====== Provided entries

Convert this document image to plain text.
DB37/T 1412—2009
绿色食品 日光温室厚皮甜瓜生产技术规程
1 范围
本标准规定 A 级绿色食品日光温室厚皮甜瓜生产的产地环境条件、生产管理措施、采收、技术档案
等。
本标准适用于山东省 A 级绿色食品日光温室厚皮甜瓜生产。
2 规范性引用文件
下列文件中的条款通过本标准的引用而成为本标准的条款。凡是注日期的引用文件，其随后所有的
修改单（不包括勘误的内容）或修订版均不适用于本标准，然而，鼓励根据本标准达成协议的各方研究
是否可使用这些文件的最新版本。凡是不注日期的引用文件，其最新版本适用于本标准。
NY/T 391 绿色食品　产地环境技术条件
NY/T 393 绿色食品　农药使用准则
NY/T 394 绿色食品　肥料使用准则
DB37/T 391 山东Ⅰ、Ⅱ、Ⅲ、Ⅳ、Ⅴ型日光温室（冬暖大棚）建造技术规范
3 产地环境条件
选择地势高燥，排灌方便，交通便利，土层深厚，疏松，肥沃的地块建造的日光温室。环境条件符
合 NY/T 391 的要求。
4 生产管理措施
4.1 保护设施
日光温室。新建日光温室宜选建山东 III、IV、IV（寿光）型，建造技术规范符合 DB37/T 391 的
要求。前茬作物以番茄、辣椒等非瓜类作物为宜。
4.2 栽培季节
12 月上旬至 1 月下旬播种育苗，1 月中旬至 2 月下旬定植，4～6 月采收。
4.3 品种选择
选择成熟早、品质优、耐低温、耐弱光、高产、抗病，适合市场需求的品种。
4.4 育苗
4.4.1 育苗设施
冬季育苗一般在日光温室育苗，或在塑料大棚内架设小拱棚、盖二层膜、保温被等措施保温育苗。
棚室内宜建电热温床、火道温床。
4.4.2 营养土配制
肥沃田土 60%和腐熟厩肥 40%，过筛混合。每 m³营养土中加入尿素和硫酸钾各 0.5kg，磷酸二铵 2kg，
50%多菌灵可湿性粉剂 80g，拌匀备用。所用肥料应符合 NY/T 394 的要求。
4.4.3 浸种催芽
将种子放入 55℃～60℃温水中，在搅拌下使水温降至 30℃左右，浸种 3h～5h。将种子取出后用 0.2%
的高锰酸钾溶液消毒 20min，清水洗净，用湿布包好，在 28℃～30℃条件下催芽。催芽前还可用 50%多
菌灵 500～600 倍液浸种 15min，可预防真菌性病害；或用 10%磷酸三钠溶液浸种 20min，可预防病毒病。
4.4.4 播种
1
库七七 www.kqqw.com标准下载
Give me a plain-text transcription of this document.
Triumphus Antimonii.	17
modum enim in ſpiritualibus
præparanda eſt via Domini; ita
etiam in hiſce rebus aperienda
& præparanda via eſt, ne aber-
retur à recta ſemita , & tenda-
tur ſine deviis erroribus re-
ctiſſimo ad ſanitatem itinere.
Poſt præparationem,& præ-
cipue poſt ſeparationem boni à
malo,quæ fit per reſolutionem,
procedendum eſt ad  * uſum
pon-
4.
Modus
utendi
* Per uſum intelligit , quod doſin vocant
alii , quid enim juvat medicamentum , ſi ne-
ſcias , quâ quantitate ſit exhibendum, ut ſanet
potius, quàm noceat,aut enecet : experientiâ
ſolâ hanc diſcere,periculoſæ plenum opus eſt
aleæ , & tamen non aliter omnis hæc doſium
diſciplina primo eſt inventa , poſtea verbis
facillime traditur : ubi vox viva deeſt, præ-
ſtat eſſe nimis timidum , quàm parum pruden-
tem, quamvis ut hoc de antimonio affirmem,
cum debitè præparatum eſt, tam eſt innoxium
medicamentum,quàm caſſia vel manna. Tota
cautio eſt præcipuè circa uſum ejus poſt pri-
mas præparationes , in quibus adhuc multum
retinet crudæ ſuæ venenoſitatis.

============

§ **What this task involves**
Where a line in the entries holds the word "plain", copy that line.

§ **Task answer**
Convert this document image to plain text.
Give me a plain-text transcription of this document.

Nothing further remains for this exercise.